"""

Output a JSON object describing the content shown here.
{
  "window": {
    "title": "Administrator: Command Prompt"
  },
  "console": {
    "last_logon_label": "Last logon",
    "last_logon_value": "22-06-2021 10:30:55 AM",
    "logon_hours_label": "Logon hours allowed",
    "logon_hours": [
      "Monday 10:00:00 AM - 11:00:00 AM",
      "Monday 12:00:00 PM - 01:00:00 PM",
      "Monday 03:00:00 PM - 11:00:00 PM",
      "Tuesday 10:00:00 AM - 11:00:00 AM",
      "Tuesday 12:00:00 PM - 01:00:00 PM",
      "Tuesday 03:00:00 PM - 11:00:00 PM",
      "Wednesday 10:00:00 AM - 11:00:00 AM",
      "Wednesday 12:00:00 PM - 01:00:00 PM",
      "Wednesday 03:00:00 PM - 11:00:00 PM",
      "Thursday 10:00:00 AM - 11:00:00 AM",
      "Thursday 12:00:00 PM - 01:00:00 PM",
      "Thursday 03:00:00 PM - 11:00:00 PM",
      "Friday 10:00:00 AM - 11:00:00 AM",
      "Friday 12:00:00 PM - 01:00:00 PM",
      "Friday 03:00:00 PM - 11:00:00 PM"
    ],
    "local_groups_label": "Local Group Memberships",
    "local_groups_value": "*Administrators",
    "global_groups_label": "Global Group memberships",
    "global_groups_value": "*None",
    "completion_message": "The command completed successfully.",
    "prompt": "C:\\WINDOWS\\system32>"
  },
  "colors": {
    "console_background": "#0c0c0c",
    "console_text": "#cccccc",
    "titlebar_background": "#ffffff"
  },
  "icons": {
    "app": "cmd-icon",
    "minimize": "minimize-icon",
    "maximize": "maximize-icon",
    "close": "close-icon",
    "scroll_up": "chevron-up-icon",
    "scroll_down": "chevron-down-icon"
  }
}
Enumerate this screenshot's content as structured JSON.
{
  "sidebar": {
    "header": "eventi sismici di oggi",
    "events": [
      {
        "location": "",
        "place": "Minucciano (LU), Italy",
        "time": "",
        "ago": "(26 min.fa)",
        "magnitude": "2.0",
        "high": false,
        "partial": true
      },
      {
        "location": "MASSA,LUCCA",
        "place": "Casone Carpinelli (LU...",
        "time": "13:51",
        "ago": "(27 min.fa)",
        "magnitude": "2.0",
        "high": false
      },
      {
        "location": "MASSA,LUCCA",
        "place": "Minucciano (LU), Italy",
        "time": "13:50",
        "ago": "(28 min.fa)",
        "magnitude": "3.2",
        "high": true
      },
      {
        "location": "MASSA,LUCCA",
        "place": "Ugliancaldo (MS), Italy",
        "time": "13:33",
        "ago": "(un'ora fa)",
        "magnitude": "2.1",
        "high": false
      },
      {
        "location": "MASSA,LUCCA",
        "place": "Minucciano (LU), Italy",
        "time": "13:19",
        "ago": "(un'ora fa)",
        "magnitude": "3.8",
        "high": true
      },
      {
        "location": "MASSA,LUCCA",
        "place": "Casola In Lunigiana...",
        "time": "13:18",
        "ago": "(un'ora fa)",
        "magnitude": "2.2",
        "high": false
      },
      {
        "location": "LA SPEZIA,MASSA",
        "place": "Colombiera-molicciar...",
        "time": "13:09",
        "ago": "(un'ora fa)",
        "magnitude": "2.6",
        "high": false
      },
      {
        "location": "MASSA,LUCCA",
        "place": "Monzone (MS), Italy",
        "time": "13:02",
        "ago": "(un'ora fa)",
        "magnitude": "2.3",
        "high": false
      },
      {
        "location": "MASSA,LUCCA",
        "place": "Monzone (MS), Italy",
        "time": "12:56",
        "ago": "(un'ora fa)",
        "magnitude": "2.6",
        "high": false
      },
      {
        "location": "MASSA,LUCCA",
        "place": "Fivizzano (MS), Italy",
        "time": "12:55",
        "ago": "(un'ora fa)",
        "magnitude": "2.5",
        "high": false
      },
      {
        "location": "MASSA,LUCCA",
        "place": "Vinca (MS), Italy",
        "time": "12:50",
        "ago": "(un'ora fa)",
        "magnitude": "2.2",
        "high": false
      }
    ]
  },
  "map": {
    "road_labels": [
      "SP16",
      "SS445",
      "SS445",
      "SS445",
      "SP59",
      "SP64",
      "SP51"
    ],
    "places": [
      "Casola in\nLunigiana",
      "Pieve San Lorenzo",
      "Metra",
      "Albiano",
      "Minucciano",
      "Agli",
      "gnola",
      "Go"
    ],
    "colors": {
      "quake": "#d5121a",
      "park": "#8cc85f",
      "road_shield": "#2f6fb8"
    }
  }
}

"""

• **Prompt**
Extract the complete data, matching each line exactly.

• **In response**
Output a JSON object describing the content shown here.
{
  "window": {
    "title": "Administrator: Command Prompt"
  },
  "console": {
    "last_logon_label": "Last logon",
    "last_logon_value": "22-06-2021 10:30:55 AM",
    "logon_hours_label": "Logon hours allowed",
    "logon_hours": [
      "Monday 10:00:00 AM - 11:00:00 AM",
      "Monday 12:00:00 PM - 01:00:00 PM",
      "Monday 03:00:00 PM - 11:00:00 PM",
      "Tuesday 10:00:00 AM - 11:00:00 AM",
      "Tuesday 12:00:00 PM - 01:00:00 PM",
      "Tuesday 03:00:00 PM - 11:00:00 PM",
      "Wednesday 10:00:00 AM - 11:00:00 AM",
      "Wednesday 12:00:00 PM - 01:00:00 PM",
      "Wednesday 03:00:00 PM - 11:00:00 PM",
      "Thursday 10:00:00 AM - 11:00:00 AM",
      "Thursday 12:00:00 PM - 01:00:00 PM",
      "Thursday 03:00:00 PM - 11:00:00 PM",
      "Friday 10:00:00 AM - 11:00:00 AM",
      "Friday 12:00:00 PM - 01:00:00 PM",
      "Friday 03:00:00 PM - 11:00:00 PM"
    ],
    "local_groups_label": "Local Group Memberships",
    "local_groups_value": "*Administrators",
    "global_groups_label": "Global Group memberships",
    "global_groups_value": "*None",
    "completion_message": "The command completed successfully.",
    "prompt": "C:\\WINDOWS\\system32>"
  },
  "colors": {
    "console_background": "#0c0c0c",
    "console_text": "#cccccc",
    "titlebar_background": "#ffffff"
  },
  "icons": {
    "app": "cmd-icon",
    "minimize": "minimize-icon",
    "maximize": "maximize-icon",
    "close": "close-icon",
    "scroll_up": "chevron-up-icon",
    "scroll_down": "chevron-down-icon"
  }
}
Enumerate this screenshot's content as structured JSON.
{
  "sidebar": {
    "header": "eventi sismici di oggi",
    "events": [
      {
        "location": "",
        "place": "Minucciano (LU), Italy",
        "time": "",
        "ago": "(26 min.fa)",
        "magnitude": "2.0",
        "high": false,
        "partial": true
      },
      {
        "location": "MASSA,LUCCA",
        "place": "Casone Carpinelli (LU...",
        "time": "13:51",
        "ago": "(27 min.fa)",
        "magnitude": "2.0",
        "high": false
      },
      {
        "location": "MASSA,LUCCA",
        "place": "Minucciano (LU), Italy",
        "time": "13:50",
        "ago": "(28 min.fa)",
        "magnitude": "3.2",
        "high": true
      },
      {
        "location": "MASSA,LUCCA",
        "place": "Ugliancaldo (MS), Italy",
        "time": "13:33",
        "ago": "(un'ora fa)",
        "magnitude": "2.1",
        "high": false
      },
      {
        "location": "MASSA,LUCCA",
        "place": "Minucciano (LU), Italy",
        "time": "13:19",
        "ago": "(un'ora fa)",
        "magnitude": "3.8",
        "high": true
      },
      {
        "location": "MASSA,LUCCA",
        "place": "Casola In Lunigiana...",
        "time": "13:18",
        "ago": "(un'ora fa)",
        "magnitude": "2.2",
        "high": false
      },
      {
        "location": "LA SPEZIA,MASSA",
        "place": "Colombiera-molicciar...",
        "time": "13:09",
        "ago": "(un'ora fa)",
        "magnitude": "2.6",
        "high": false
      },
      {
        "location": "MASSA,LUCCA",
        "place": "Monzone (MS), Italy",
        "time": "13:02",
        "ago": "(un'ora fa)",
        "magnitude": "2.3",
        "high": false
      },
      {
        "location": "MASSA,LUCCA",
        "place": "Monzone (MS), Italy",
        "time": "12:56",
        "ago": "(un'ora fa)",
        "magnitude": "2.6",
        "high": false
      },
      {
        "location": "MASSA,LUCCA",
        "place": "Fivizzano (MS), Italy",
        "time": "12:55",
        "ago": "(un'ora fa)",
        "magnitude": "2.5",
        "high": false
      },
      {
        "location": "MASSA,LUCCA",
        "place": "Vinca (MS), Italy",
        "time": "12:50",
        "ago": "(un'ora fa)",
        "magnitude": "2.2",
        "high": false
      }
    ]
  },
  "map": {
    "road_labels": [
      "SP16",
      "SS445",
      "SS445",
      "SS445",
      "SP59",
      "SP64",
      "SP51"
    ],
    "places": [
      "Casola in\nLunigiana",
      "Pieve San Lorenzo",
      "Metra",
      "Albiano",
      "Minucciano",
      "Agli",
      "gnola",
      "Go"
    ],
    "colors": {
      "quake": "#d5121a",
      "park": "#8cc85f",
      "road_shield": "#2f6fb8"
    }
  }
}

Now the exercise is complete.